» **WRITTEN EXERCISE**: Count the lines containing "opowieści". Give the number alone.
************
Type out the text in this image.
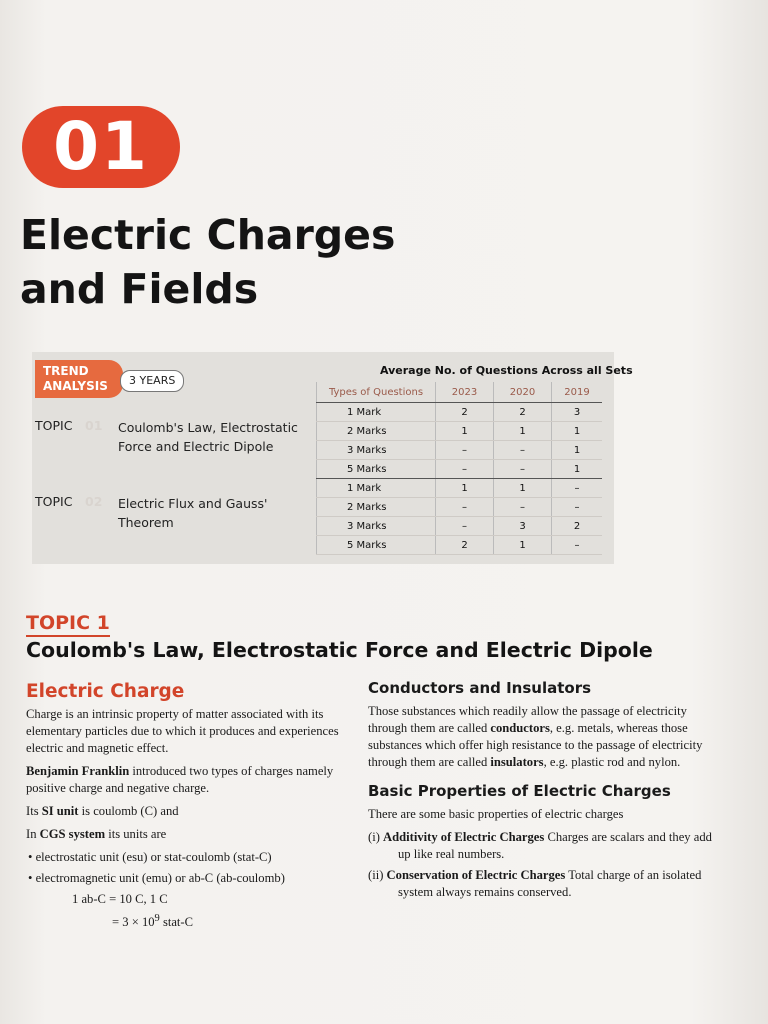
01
Electric Charges
and Fields
TREND
ANALYSIS	3 YEARS
TOPIC 01 Coulomb's Law, Electrostatic Force and Electric Dipole
TOPIC 02 Electric Flux and Gauss' Theorem
Average No. of Questions Across all Sets
Types of Questions	2023	2020	2019
1 Mark	2	2	3
2 Marks	1	1	1
3 Marks	–	–	1
5 Marks	–	–	1
1 Mark	1	1	–
2 Marks	–	–	–
3 Marks	–	3	2
5 Marks	2	1	–
TOPIC 1
Coulomb's Law, Electrostatic Force and Electric Dipole
Electric Charge

Charge is an intrinsic property of matter associated with its elementary particles due to which it produces and experiences electric and magnetic effect.

Benjamin Franklin introduced two types of charges namely positive charge and negative charge.

Its SI unit is coulomb (C) and

In CGS system its units are

• electrostatic unit (esu) or stat-coulomb (stat-C)
• electromagnetic unit (emu) or ab-C (ab-coulomb)
1 ab-C = 10 C, 1 C
= $3 \times 10^9$ stat-C
Conductors and Insulators

Those substances which readily allow the passage of electricity through them are called conductors, e.g. metals, whereas those substances which offer high resistance to the passage of electricity through them are called insulators, e.g. plastic rod and nylon.

Basic Properties of Electric Charges

There are some basic properties of electric charges

(i) Additivity of Electric Charges Charges are scalars and they add up like real numbers.
(ii) Conservation of Electric Charges Total charge of an isolated system always remains conserved.
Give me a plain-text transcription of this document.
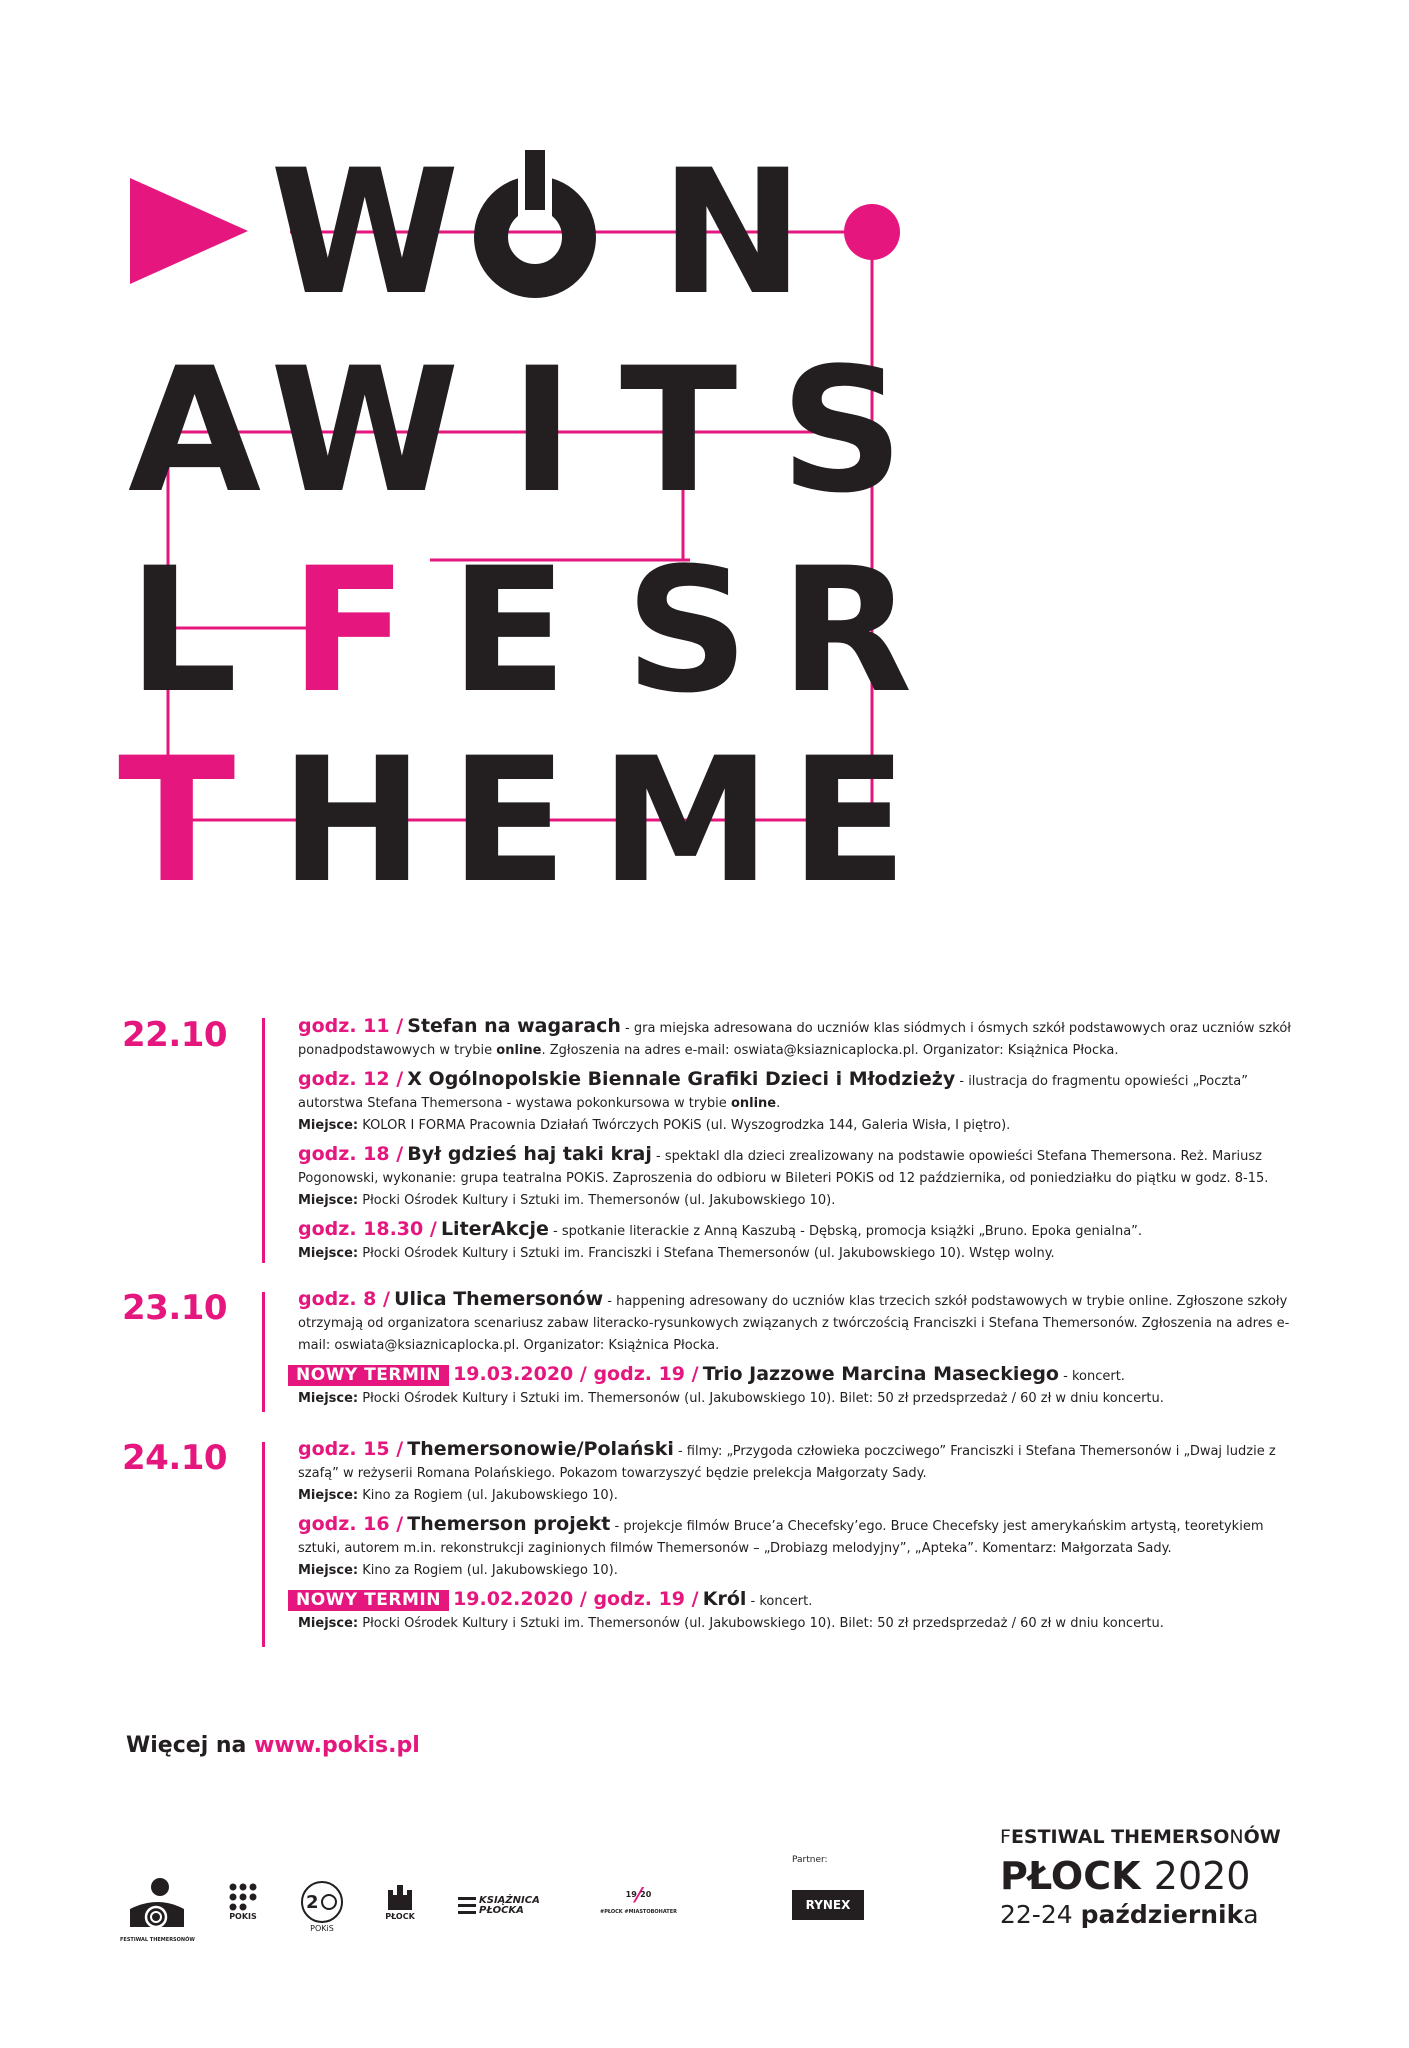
W N
A W I T S
L F E S R
T H E M E
22.10	godz. 11 / Stefan na wagarach - gra miejska adresowana do uczniów klas siódmych i ósmych szkół podstawowych oraz uczniów szkół ponadpodstawowych w trybie online. Zgłoszenia na adres e-mail: oswiata@ksiaznicaplocka.pl. Organizator: Książnica Płocka.

godz. 12 / X Ogólnopolskie Biennale Grafiki Dzieci i Młodzieży - ilustracja do fragmentu opowieści „Poczta” autorstwa Stefana Themersona - wystawa pokonkursowa w trybie online.
Miejsce: KOLOR I FORMA Pracownia Działań Twórczych POKiS (ul. Wyszogrodzka 144, Galeria Wisła, I piętro).

godz. 18 / Był gdzieś haj taki kraj - spektakl dla dzieci zrealizowany na podstawie opowieści Stefana Themersona. Reż. Mariusz Pogonowski, wykonanie: grupa teatralna POKiS. Zaproszenia do odbioru w Bileteri POKiS od 12 października, od poniedziałku do piątku w godz. 8-15.
Miejsce: Płocki Ośrodek Kultury i Sztuki im. Themersonów (ul. Jakubowskiego 10).

godz. 18.30 / LiterAkcje - spotkanie literackie z Anną Kaszubą - Dębską, promocja książki „Bruno. Epoka genialna”.
Miejsce: Płocki Ośrodek Kultury i Sztuki im. Franciszki i Stefana Themersonów (ul. Jakubowskiego 10). Wstęp wolny.

23.10	godz. 8 / Ulica Themersonów - happening adresowany do uczniów klas trzecich szkół podstawowych w trybie online. Zgłoszone szkoły otrzymają od organizatora scenariusz zabaw literacko-rysunkowych związanych z twórczością Franciszki i Stefana Themersonów. Zgłoszenia na adres e-mail: oswiata@ksiaznicaplocka.pl. Organizator: Książnica Płocka.

NOWY TERMIN 19.03.2020 / godz. 19 / Trio Jazzowe Marcina Maseckiego - koncert.
Miejsce: Płocki Ośrodek Kultury i Sztuki im. Themersonów (ul. Jakubowskiego 10). Bilet: 50 zł przedsprzedaż / 60 zł w dniu koncertu.

24.10	godz. 15 / Themersonowie/Polański - filmy: „Przygoda człowieka poczciwego” Franciszki i Stefana Themersonów i „Dwaj ludzie z szafą” w reżyserii Romana Polańskiego. Pokazom towarzyszyć będzie prelekcja Małgorzaty Sady.
Miejsce: Kino za Rogiem (ul. Jakubowskiego 10).

godz. 16 / Themerson projekt - projekcje filmów Bruce’a Checefsky’ego. Bruce Checefsky jest amerykańskim artystą, teoretykiem sztuki, autorem m.in. rekonstrukcji zaginionych filmów Themersonów – „Drobiazg melodyjny”, „Apteka”. Komentarz: Małgorzata Sady.
Miejsce: Kino za Rogiem (ul. Jakubowskiego 10).

NOWY TERMIN 19.02.2020 / godz. 19 / Król - koncert.
Miejsce: Płocki Ośrodek Kultury i Sztuki im. Themersonów (ul. Jakubowskiego 10). Bilet: 50 zł przedsprzedaż / 60 zł w dniu koncertu.

Więcej na www.pokis.pl
FESTIWAL THEMERSONÓW
POKIS
2
POKiS
PŁOCK
KSIĄŻNICA PŁOCKA
19 ⁄ 20
#PŁOCK #MIASTOBOHATER	RYNEX
Partner:
FESTIWAL THEMERSONÓW
PŁOCK 2020
22-24 października
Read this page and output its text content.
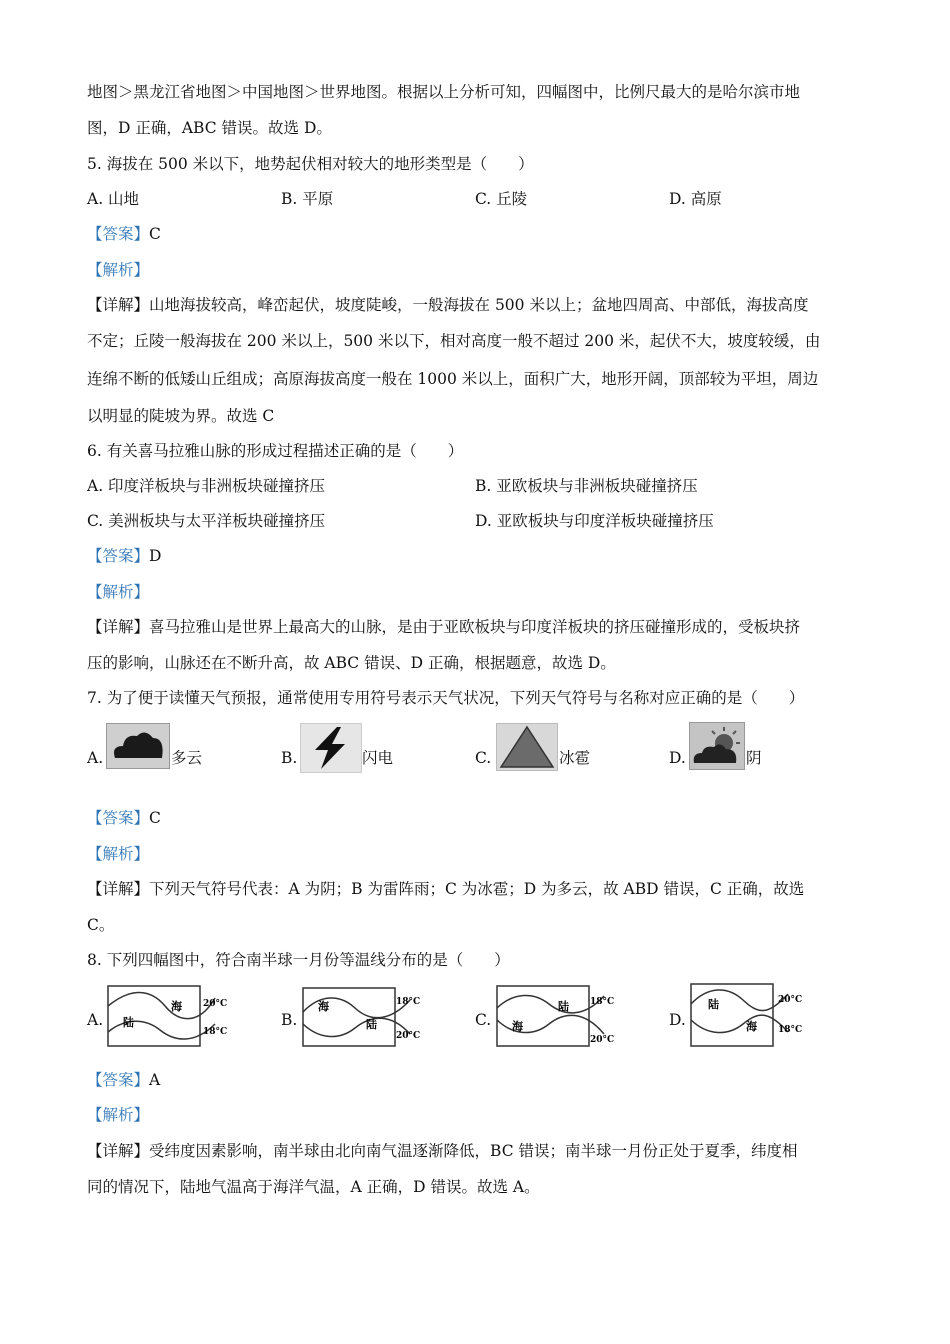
地图＞黑龙江省地图＞中国地图＞世界地图。根据以上分析可知，四幅图中，比例尺最大的是哈尔滨市地
图，D 正确，ABC 错误。故选 D。
5. 海拔在 500 米以下，地势起伏相对较大的地形类型是（　　）
A. 山地	B. 平原	C. 丘陵	D. 高原
【答案】C
【解析】
【详解】山地海拔较高，峰峦起伏，坡度陡峻，一般海拔在 500 米以上；盆地四周高、中部低，海拔高度
不定；丘陵一般海拔在 200 米以上，500 米以下，相对高度一般不超过 200 米，起伏不大，坡度较缓，由
连绵不断的低矮山丘组成；高原海拔高度一般在 1000 米以上，面积广大，地形开阔，顶部较为平坦，周边
以明显的陡坡为界。故选 C
6. 有关喜马拉雅山脉的形成过程描述正确的是（　　）
A. 印度洋板块与非洲板块碰撞挤压	B. 亚欧板块与非洲板块碰撞挤压
C. 美洲板块与太平洋板块碰撞挤压	D. 亚欧板块与印度洋板块碰撞挤压
【答案】D
【解析】
【详解】喜马拉雅山是世界上最高大的山脉，是由于亚欧板块与印度洋板块的挤压碰撞形成的，受板块挤
压的影响，山脉还在不断升高，故 ABC 错误、D 正确，根据题意，故选 D。
7. 为了便于读懂天气预报，通常使用专用符号表示天气状况，下列天气符号与名称对应正确的是（　　）
A.	多云	B.	闪电	C.	冰雹	D.	阴
【答案】C
【解析】
【详解】下列天气符号代表：A 为阴；B 为雷阵雨；C 为冰雹；D 为多云，故 ABD 错误，C 正确，故选
C。
8. 下列四幅图中，符合南半球一月份等温线分布的是（　　）
A.
海
陆
20°C
18°C
B.
海
陆
18°C
20°C
C.
陆
海
18°C
20°C
D.
陆
海
20°C
18°C
【答案】A
【解析】
【详解】受纬度因素影响，南半球由北向南气温逐渐降低，BC 错误；南半球一月份正处于夏季，纬度相
同的情况下，陆地气温高于海洋气温，A 正确，D 错误。故选 A。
************
» **TASK OUTPUT**: 2